--- Start of INFORMATION GIVEN ---

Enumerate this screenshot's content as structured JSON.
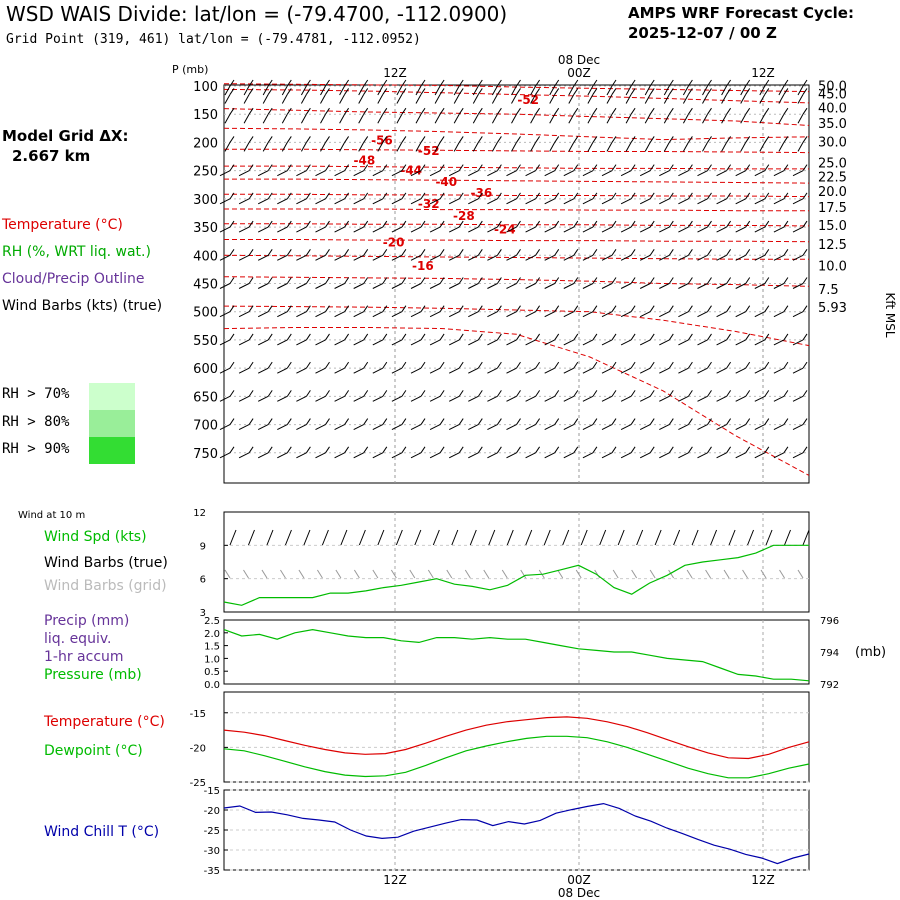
{
  "header": {
    "title": "WSD WAIS Divide:  lat/lon = (-79.4700, -112.0900)",
    "subtitle": "Grid Point (319, 461) lat/lon = (-79.4781, -112.0952)",
    "cycle_line1": "AMPS WRF Forecast Cycle:",
    "cycle_line2": "2025-12-07 / 00  Z"
  },
  "left_panel": {
    "model_grid_line1": "Model Grid ΔX:",
    "model_grid_line2": "2.667 km",
    "legend_temperature": "Temperature (°C)",
    "legend_rh": "RH (%, WRT liq. wat.)",
    "legend_cloud": "Cloud/Precip Outline",
    "legend_wind": "Wind Barbs (kts) (true)",
    "rh_70": "RH > 70%",
    "rh_80": "RH > 80%",
    "rh_90": "RH > 90%"
  },
  "colors": {
    "temperature": "#dd0000",
    "rh": "#00aa00",
    "cloud": "#663399",
    "wind_grid": "#aaaaaa",
    "wind_chill": "#0000aa",
    "rh70": "#ccffcc",
    "rh80": "#99ee99",
    "rh90": "#33dd33"
  },
  "chart_data": [
    {
      "type": "line",
      "panel": "vertical-profile",
      "xlabel_top": [
        "12Z",
        "08 Dec",
        "00Z",
        "12Z"
      ],
      "x_ticks": [
        "12Z",
        "00Z",
        "12Z"
      ],
      "date_label": "08 Dec",
      "ylabel": "P (mb)",
      "y_ticks": [
        100,
        150,
        200,
        250,
        300,
        350,
        400,
        450,
        500,
        550,
        600,
        650,
        700,
        750
      ],
      "ylim": [
        800,
        100
      ],
      "right_axis_label": "Kft MSL",
      "right_ticks": [
        {
          "p": 99,
          "label": "50.0"
        },
        {
          "p": 113,
          "label": "45.0"
        },
        {
          "p": 138,
          "label": "40.0"
        },
        {
          "p": 166,
          "label": "35.0"
        },
        {
          "p": 198,
          "label": "30.0"
        },
        {
          "p": 236,
          "label": "25.0"
        },
        {
          "p": 260,
          "label": "22.5"
        },
        {
          "p": 286,
          "label": "20.0"
        },
        {
          "p": 314,
          "label": "17.5"
        },
        {
          "p": 346,
          "label": "15.0"
        },
        {
          "p": 380,
          "label": "12.5"
        },
        {
          "p": 418,
          "label": "10.0"
        },
        {
          "p": 460,
          "label": "7.5"
        },
        {
          "p": 492,
          "label": "5.93"
        }
      ],
      "temperature_contours": [
        {
          "label": "-52",
          "t": 0.52,
          "p": 125
        },
        {
          "label": "-56",
          "t": 0.27,
          "p": 197
        },
        {
          "label": "-52",
          "t": 0.35,
          "p": 215
        },
        {
          "label": "-48",
          "t": 0.24,
          "p": 232
        },
        {
          "label": "-44",
          "t": 0.32,
          "p": 250
        },
        {
          "label": "-40",
          "t": 0.38,
          "p": 270
        },
        {
          "label": "-36",
          "t": 0.44,
          "p": 290
        },
        {
          "label": "-32",
          "t": 0.35,
          "p": 309
        },
        {
          "label": "-28",
          "t": 0.41,
          "p": 330
        },
        {
          "label": "-24",
          "t": 0.48,
          "p": 354
        },
        {
          "label": "-20",
          "t": 0.29,
          "p": 377
        },
        {
          "label": "-16",
          "t": 0.34,
          "p": 419
        }
      ]
    },
    {
      "type": "line",
      "panel": "wind",
      "title": "Wind at 10 m",
      "series_labels": [
        "Wind Spd (kts)",
        "Wind Barbs (true)",
        "Wind Barbs (grid)"
      ],
      "y_ticks": [
        3,
        6,
        9,
        12
      ],
      "ylim": [
        3,
        12
      ],
      "series": [
        {
          "name": "Wind Spd (kts)",
          "color": "#00bb00",
          "values": [
            3.9,
            3.6,
            4.3,
            4.3,
            4.3,
            4.3,
            4.7,
            4.7,
            4.9,
            5.2,
            5.4,
            5.7,
            6.0,
            5.5,
            5.3,
            5.0,
            5.4,
            6.3,
            6.4,
            6.8,
            7.2,
            6.4,
            5.2,
            4.6,
            5.6,
            6.3,
            7.2,
            7.5,
            7.7,
            7.9,
            8.3,
            9.0,
            9.0,
            9.0
          ]
        }
      ]
    },
    {
      "type": "line",
      "panel": "precip-pressure",
      "series_labels": [
        "Precip (mm)",
        "liq. equiv.",
        "1-hr accum",
        "Pressure (mb)"
      ],
      "y_ticks_left": [
        "0.0",
        "0.5",
        "1.0",
        "1.5",
        "2.0",
        "2.5"
      ],
      "ylim_left": [
        0,
        2.5
      ],
      "y_ticks_right": [
        792,
        794,
        796
      ],
      "ylim_right": [
        792,
        796
      ],
      "right_unit": "(mb)",
      "series": [
        {
          "name": "Pressure (mb)",
          "color": "#00bb00",
          "values": [
            795.4,
            795.0,
            795.1,
            794.8,
            795.2,
            795.4,
            795.2,
            795.0,
            794.9,
            794.9,
            794.7,
            794.6,
            794.9,
            794.9,
            794.8,
            794.9,
            794.8,
            794.8,
            794.6,
            794.4,
            794.2,
            794.1,
            794.0,
            794.0,
            793.8,
            793.6,
            793.5,
            793.4,
            793.0,
            792.6,
            792.5,
            792.3,
            792.3,
            792.2
          ]
        }
      ]
    },
    {
      "type": "line",
      "panel": "temperature-dewpoint",
      "series_labels": [
        "Temperature (°C)",
        "Dewpoint (°C)"
      ],
      "y_ticks": [
        -25,
        -20,
        -15
      ],
      "ylim": [
        -25,
        -12
      ],
      "series": [
        {
          "name": "Temperature (°C)",
          "color": "#dd0000",
          "values": [
            -17.5,
            -17.8,
            -18.3,
            -19.0,
            -19.7,
            -20.3,
            -20.8,
            -21.0,
            -20.9,
            -20.3,
            -19.4,
            -18.4,
            -17.5,
            -16.8,
            -16.3,
            -16.0,
            -15.7,
            -15.6,
            -15.8,
            -16.3,
            -17.0,
            -17.9,
            -18.9,
            -19.9,
            -20.8,
            -21.5,
            -21.6,
            -21.0,
            -20.0,
            -19.2
          ]
        },
        {
          "name": "Dewpoint (°C)",
          "color": "#00bb00",
          "values": [
            -20.2,
            -20.5,
            -21.2,
            -22.0,
            -22.8,
            -23.5,
            -24.0,
            -24.2,
            -24.1,
            -23.6,
            -22.6,
            -21.5,
            -20.5,
            -19.8,
            -19.2,
            -18.7,
            -18.4,
            -18.4,
            -18.6,
            -19.2,
            -20.0,
            -21.0,
            -22.0,
            -23.0,
            -23.8,
            -24.4,
            -24.4,
            -23.8,
            -23.0,
            -22.4
          ]
        }
      ]
    },
    {
      "type": "line",
      "panel": "wind-chill",
      "series_labels": [
        "Wind Chill T (°C)"
      ],
      "x_ticks": [
        "12Z",
        "00Z",
        "12Z"
      ],
      "date_label": "08 Dec",
      "y_ticks": [
        -35,
        -30,
        -25,
        -20,
        -15
      ],
      "ylim": [
        -35,
        -15
      ],
      "series": [
        {
          "name": "Wind Chill T (°C)",
          "color": "#0000aa",
          "values": [
            -19.5,
            -19.0,
            -20.6,
            -20.5,
            -21.2,
            -22.1,
            -22.5,
            -23.0,
            -25.0,
            -26.5,
            -27.1,
            -26.8,
            -25.3,
            -24.3,
            -23.3,
            -22.4,
            -22.5,
            -23.9,
            -22.9,
            -23.5,
            -22.6,
            -20.8,
            -19.9,
            -19.1,
            -18.4,
            -19.6,
            -21.5,
            -22.8,
            -24.5,
            -25.9,
            -27.4,
            -28.8,
            -29.8,
            -31.1,
            -32.0,
            -33.4,
            -32.0,
            -31.0
          ]
        }
      ]
    }
  ],
  "footer": {
    "date_label": "08 Dec"
  }
}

--- End of INFORMATION GIVEN ---

THE REQUEST
Pick out each line in the material containing "name".

SOLUTION FOR THIS EXERCISE
          "name": "Wind Spd (kts)",
          "name": "Pressure (mb)",
          "name": "Temperature (°C)",
          "name": "Dewpoint (°C)",
          "name": "Wind Chill T (°C)",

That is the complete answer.